Without altering anything, output the material below.

— Start —

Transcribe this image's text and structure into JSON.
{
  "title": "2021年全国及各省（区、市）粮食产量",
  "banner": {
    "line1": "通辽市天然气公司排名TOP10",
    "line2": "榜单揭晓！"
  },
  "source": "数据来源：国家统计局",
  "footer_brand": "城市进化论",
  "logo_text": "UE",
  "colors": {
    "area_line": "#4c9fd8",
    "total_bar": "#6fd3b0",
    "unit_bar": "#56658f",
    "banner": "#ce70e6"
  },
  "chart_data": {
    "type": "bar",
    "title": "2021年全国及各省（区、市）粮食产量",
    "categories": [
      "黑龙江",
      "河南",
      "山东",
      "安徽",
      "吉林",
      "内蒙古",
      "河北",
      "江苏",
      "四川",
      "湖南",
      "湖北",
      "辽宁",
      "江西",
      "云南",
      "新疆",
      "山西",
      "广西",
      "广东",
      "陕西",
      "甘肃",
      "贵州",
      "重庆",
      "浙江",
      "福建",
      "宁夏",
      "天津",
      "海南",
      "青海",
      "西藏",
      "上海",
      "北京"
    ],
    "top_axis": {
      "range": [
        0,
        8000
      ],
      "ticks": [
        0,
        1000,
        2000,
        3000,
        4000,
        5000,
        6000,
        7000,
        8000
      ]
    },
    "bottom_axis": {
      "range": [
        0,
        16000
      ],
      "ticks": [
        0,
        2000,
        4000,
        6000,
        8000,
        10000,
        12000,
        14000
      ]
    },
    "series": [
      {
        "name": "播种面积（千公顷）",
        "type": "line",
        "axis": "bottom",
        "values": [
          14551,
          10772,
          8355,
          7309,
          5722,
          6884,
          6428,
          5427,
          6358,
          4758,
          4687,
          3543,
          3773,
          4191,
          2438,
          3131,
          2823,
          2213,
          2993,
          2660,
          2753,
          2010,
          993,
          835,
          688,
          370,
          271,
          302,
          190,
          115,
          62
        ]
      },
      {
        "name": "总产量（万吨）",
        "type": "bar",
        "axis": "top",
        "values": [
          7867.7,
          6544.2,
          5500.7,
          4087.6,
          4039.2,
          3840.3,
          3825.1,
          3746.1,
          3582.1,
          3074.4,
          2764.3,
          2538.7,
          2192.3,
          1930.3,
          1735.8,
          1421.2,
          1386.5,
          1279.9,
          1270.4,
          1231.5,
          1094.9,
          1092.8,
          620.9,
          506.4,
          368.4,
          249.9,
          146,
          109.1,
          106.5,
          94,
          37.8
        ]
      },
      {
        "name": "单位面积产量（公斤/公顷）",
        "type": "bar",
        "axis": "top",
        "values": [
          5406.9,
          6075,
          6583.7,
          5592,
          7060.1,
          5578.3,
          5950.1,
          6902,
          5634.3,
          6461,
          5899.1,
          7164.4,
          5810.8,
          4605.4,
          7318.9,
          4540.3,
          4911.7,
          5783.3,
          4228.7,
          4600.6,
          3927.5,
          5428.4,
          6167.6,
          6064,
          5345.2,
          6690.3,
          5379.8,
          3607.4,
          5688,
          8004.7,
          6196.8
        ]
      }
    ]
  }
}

— End —

Exercise response »
Transcribe this image's text and structure into JSON.
{
  "title": "2021年全国及各省（区、市）粮食产量",
  "banner": {
    "line1": "通辽市天然气公司排名TOP10",
    "line2": "榜单揭晓！"
  },
  "source": "数据来源：国家统计局",
  "footer_brand": "城市进化论",
  "logo_text": "UE",
  "colors": {
    "area_line": "#4c9fd8",
    "total_bar": "#6fd3b0",
    "unit_bar": "#56658f",
    "banner": "#ce70e6"
  },
  "chart_data": {
    "type": "bar",
    "title": "2021年全国及各省（区、市）粮食产量",
    "categories": [
      "黑龙江",
      "河南",
      "山东",
      "安徽",
      "吉林",
      "内蒙古",
      "河北",
      "江苏",
      "四川",
      "湖南",
      "湖北",
      "辽宁",
      "江西",
      "云南",
      "新疆",
      "山西",
      "广西",
      "广东",
      "陕西",
      "甘肃",
      "贵州",
      "重庆",
      "浙江",
      "福建",
      "宁夏",
      "天津",
      "海南",
      "青海",
      "西藏",
      "上海",
      "北京"
    ],
    "top_axis": {
      "range": [
        0,
        8000
      ],
      "ticks": [
        0,
        1000,
        2000,
        3000,
        4000,
        5000,
        6000,
        7000,
        8000
      ]
    },
    "bottom_axis": {
      "range": [
        0,
        16000
      ],
      "ticks": [
        0,
        2000,
        4000,
        6000,
        8000,
        10000,
        12000,
        14000
      ]
    },
    "series": [
      {
        "name": "播种面积（千公顷）",
        "type": "line",
        "axis": "bottom",
        "values": [
          14551,
          10772,
          8355,
          7309,
          5722,
          6884,
          6428,
          5427,
          6358,
          4758,
          4687,
          3543,
          3773,
          4191,
          2438,
          3131,
          2823,
          2213,
          2993,
          2660,
          2753,
          2010,
          993,
          835,
          688,
          370,
          271,
          302,
          190,
          115,
          62
        ]
      },
      {
        "name": "总产量（万吨）",
        "type": "bar",
        "axis": "top",
        "values": [
          7867.7,
          6544.2,
          5500.7,
          4087.6,
          4039.2,
          3840.3,
          3825.1,
          3746.1,
          3582.1,
          3074.4,
          2764.3,
          2538.7,
          2192.3,
          1930.3,
          1735.8,
          1421.2,
          1386.5,
          1279.9,
          1270.4,
          1231.5,
          1094.9,
          1092.8,
          620.9,
          506.4,
          368.4,
          249.9,
          146,
          109.1,
          106.5,
          94,
          37.8
        ]
      },
      {
        "name": "单位面积产量（公斤/公顷）",
        "type": "bar",
        "axis": "top",
        "values": [
          5406.9,
          6075,
          6583.7,
          5592,
          7060.1,
          5578.3,
          5950.1,
          6902,
          5634.3,
          6461,
          5899.1,
          7164.4,
          5810.8,
          4605.4,
          7318.9,
          4540.3,
          4911.7,
          5783.3,
          4228.7,
          4600.6,
          3927.5,
          5428.4,
          6167.6,
          6064,
          5345.2,
          6690.3,
          5379.8,
          3607.4,
          5688,
          8004.7,
          6196.8
        ]
      }
    ]
  }
}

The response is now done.